TASK STATEMENT: In the records below, find the line containing "Convert this screenshot" and the line containing "Serialize everything readable"; please repeat exactly the lines from one to the other, both included, and nothing more.

Source data:
============================================================

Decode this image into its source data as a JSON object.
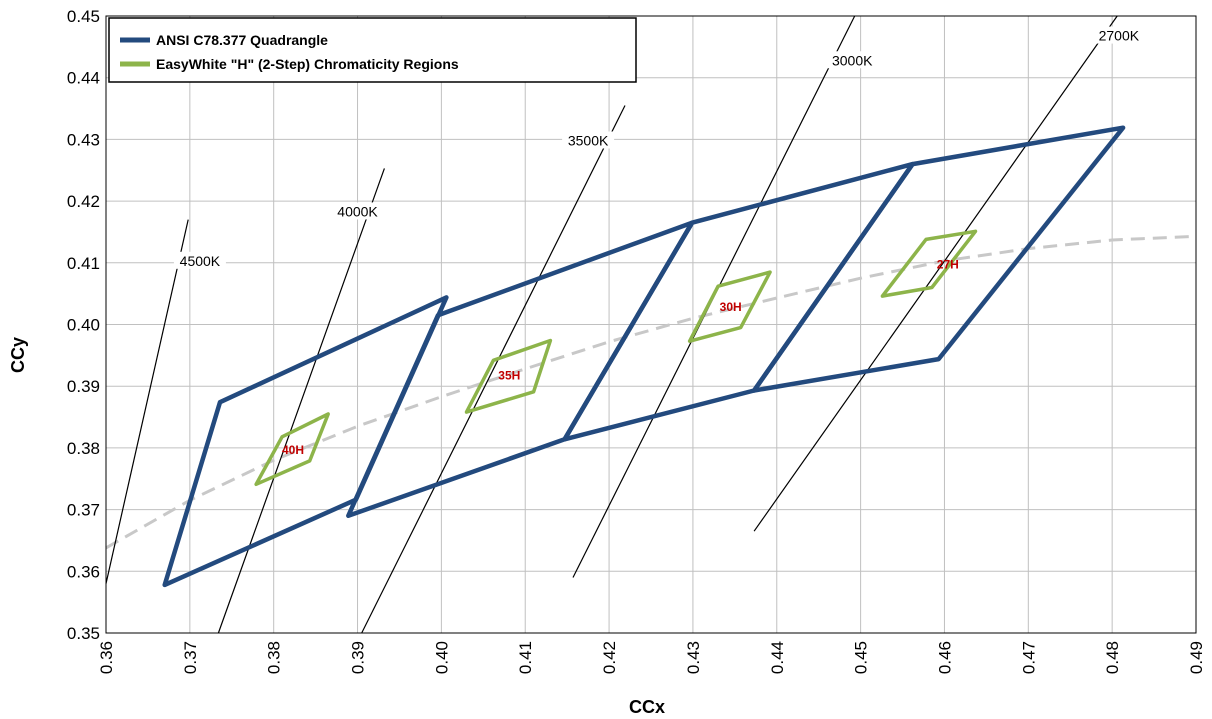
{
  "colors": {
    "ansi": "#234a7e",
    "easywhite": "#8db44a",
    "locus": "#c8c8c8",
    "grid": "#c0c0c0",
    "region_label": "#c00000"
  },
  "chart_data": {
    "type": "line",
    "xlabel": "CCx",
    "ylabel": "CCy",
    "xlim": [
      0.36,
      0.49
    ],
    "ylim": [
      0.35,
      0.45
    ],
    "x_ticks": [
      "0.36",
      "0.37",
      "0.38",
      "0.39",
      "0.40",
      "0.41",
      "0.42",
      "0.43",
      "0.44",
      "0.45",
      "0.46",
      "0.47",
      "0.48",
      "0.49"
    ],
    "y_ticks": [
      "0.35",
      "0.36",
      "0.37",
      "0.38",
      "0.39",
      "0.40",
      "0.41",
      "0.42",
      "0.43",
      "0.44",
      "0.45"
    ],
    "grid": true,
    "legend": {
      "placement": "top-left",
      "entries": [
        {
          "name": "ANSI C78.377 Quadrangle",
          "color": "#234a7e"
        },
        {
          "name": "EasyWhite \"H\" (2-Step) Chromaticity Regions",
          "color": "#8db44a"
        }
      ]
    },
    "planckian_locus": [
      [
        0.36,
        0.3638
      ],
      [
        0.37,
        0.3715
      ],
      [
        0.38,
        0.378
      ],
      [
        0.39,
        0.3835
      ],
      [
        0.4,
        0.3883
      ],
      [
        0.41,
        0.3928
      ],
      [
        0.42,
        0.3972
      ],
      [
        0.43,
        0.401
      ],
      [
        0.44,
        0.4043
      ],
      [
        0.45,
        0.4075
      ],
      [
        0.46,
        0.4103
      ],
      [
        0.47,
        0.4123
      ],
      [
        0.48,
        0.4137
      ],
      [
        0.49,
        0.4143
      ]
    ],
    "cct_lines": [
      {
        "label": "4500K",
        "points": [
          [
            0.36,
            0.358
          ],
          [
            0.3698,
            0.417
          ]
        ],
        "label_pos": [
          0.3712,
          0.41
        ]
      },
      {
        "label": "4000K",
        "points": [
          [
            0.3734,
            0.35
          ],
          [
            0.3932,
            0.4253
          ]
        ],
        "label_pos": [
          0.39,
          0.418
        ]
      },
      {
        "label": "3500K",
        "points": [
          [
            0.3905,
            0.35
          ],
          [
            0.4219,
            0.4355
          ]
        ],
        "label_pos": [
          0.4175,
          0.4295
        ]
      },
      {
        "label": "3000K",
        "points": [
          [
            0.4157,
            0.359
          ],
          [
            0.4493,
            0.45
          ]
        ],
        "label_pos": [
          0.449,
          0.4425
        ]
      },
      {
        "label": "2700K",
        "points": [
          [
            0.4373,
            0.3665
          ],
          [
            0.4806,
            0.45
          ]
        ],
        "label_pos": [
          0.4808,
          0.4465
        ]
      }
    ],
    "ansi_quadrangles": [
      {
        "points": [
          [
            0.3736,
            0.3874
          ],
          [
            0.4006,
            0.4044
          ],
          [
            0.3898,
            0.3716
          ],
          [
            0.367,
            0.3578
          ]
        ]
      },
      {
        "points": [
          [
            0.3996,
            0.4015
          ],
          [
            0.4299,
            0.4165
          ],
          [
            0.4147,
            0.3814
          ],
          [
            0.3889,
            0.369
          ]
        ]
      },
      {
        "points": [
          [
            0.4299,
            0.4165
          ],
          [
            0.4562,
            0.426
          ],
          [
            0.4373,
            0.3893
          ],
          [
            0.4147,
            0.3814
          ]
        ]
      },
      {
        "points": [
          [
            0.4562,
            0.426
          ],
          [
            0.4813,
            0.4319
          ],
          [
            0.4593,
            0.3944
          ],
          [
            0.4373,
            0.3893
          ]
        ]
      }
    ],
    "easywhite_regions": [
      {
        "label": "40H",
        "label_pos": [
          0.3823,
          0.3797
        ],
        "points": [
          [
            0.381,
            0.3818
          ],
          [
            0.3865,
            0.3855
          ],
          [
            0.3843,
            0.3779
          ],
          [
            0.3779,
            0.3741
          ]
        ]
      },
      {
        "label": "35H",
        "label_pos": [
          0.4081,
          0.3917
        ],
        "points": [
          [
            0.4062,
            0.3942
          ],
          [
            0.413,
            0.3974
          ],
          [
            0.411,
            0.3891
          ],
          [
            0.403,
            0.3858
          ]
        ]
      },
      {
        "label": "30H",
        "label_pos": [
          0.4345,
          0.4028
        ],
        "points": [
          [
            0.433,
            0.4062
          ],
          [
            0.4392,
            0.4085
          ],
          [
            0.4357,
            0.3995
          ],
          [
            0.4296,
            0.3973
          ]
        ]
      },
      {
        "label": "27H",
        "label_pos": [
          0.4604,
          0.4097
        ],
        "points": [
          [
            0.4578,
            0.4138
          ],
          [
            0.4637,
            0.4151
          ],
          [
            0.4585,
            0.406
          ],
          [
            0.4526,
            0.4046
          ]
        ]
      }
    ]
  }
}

============================================================

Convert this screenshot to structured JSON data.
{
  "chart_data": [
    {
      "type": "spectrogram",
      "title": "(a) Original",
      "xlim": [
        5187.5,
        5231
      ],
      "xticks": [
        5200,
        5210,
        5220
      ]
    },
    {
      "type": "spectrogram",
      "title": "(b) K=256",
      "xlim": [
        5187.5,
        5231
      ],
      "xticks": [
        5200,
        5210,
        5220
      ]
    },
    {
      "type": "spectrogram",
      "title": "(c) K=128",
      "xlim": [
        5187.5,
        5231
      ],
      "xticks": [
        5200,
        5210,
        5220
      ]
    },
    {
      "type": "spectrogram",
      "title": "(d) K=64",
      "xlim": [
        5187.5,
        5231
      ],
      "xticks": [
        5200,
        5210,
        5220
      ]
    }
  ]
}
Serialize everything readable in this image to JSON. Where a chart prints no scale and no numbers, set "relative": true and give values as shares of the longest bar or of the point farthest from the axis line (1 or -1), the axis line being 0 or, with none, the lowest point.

============================================================

ANSWER:
Convert this screenshot to structured JSON data.
{
  "chart_data": [
    {
      "type": "spectrogram",
      "title": "(a) Original",
      "xlim": [
        5187.5,
        5231
      ],
      "xticks": [
        5200,
        5210,
        5220
      ]
    },
    {
      "type": "spectrogram",
      "title": "(b) K=256",
      "xlim": [
        5187.5,
        5231
      ],
      "xticks": [
        5200,
        5210,
        5220
      ]
    },
    {
      "type": "spectrogram",
      "title": "(c) K=128",
      "xlim": [
        5187.5,
        5231
      ],
      "xticks": [
        5200,
        5210,
        5220
      ]
    },
    {
      "type": "spectrogram",
      "title": "(d) K=64",
      "xlim": [
        5187.5,
        5231
      ],
      "xticks": [
        5200,
        5210,
        5220
      ]
    }
  ]
}
Serialize everything readable in this image to JSON. Where a chart prints no scale and no numbers, set "relative": true and give values as shares of the longest bar or of the point farthest from the axis line (1 or -1), the axis line being 0 or, with none, the lowest point.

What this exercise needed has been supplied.